WORK TO BE COMPLETED – Transcribe the material in full, exactly as written.

Dataset records

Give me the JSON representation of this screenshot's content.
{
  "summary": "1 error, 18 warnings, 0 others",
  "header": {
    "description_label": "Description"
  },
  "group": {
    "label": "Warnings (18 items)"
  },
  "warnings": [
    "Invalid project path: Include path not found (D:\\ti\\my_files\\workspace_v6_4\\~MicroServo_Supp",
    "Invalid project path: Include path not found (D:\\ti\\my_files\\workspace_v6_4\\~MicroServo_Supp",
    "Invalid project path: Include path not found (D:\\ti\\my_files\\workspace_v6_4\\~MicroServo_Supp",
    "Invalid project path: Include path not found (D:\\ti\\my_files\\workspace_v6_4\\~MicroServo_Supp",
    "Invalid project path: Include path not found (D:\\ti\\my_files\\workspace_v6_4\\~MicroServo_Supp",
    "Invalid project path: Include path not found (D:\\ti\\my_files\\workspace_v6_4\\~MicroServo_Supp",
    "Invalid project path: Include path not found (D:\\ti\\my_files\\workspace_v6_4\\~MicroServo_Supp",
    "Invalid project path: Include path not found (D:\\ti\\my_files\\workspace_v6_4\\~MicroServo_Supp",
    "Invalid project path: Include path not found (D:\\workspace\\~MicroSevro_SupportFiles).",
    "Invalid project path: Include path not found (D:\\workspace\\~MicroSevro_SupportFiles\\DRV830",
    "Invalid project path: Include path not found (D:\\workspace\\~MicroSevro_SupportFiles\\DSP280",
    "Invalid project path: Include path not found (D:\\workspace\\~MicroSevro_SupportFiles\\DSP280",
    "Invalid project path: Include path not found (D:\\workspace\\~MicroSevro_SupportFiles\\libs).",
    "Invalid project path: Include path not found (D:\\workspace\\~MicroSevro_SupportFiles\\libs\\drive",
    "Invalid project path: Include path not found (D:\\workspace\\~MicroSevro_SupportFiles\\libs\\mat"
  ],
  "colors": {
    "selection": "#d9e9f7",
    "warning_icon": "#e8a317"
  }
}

THE RESPONSE –
Give me the JSON representation of this screenshot's content.
{
  "summary": "1 error, 18 warnings, 0 others",
  "header": {
    "description_label": "Description"
  },
  "group": {
    "label": "Warnings (18 items)"
  },
  "warnings": [
    "Invalid project path: Include path not found (D:\\ti\\my_files\\workspace_v6_4\\~MicroServo_Supp",
    "Invalid project path: Include path not found (D:\\ti\\my_files\\workspace_v6_4\\~MicroServo_Supp",
    "Invalid project path: Include path not found (D:\\ti\\my_files\\workspace_v6_4\\~MicroServo_Supp",
    "Invalid project path: Include path not found (D:\\ti\\my_files\\workspace_v6_4\\~MicroServo_Supp",
    "Invalid project path: Include path not found (D:\\ti\\my_files\\workspace_v6_4\\~MicroServo_Supp",
    "Invalid project path: Include path not found (D:\\ti\\my_files\\workspace_v6_4\\~MicroServo_Supp",
    "Invalid project path: Include path not found (D:\\ti\\my_files\\workspace_v6_4\\~MicroServo_Supp",
    "Invalid project path: Include path not found (D:\\ti\\my_files\\workspace_v6_4\\~MicroServo_Supp",
    "Invalid project path: Include path not found (D:\\workspace\\~MicroSevro_SupportFiles).",
    "Invalid project path: Include path not found (D:\\workspace\\~MicroSevro_SupportFiles\\DRV830",
    "Invalid project path: Include path not found (D:\\workspace\\~MicroSevro_SupportFiles\\DSP280",
    "Invalid project path: Include path not found (D:\\workspace\\~MicroSevro_SupportFiles\\DSP280",
    "Invalid project path: Include path not found (D:\\workspace\\~MicroSevro_SupportFiles\\libs).",
    "Invalid project path: Include path not found (D:\\workspace\\~MicroSevro_SupportFiles\\libs\\drive",
    "Invalid project path: Include path not found (D:\\workspace\\~MicroSevro_SupportFiles\\libs\\mat"
  ],
  "colors": {
    "selection": "#d9e9f7",
    "warning_icon": "#e8a317"
  }
}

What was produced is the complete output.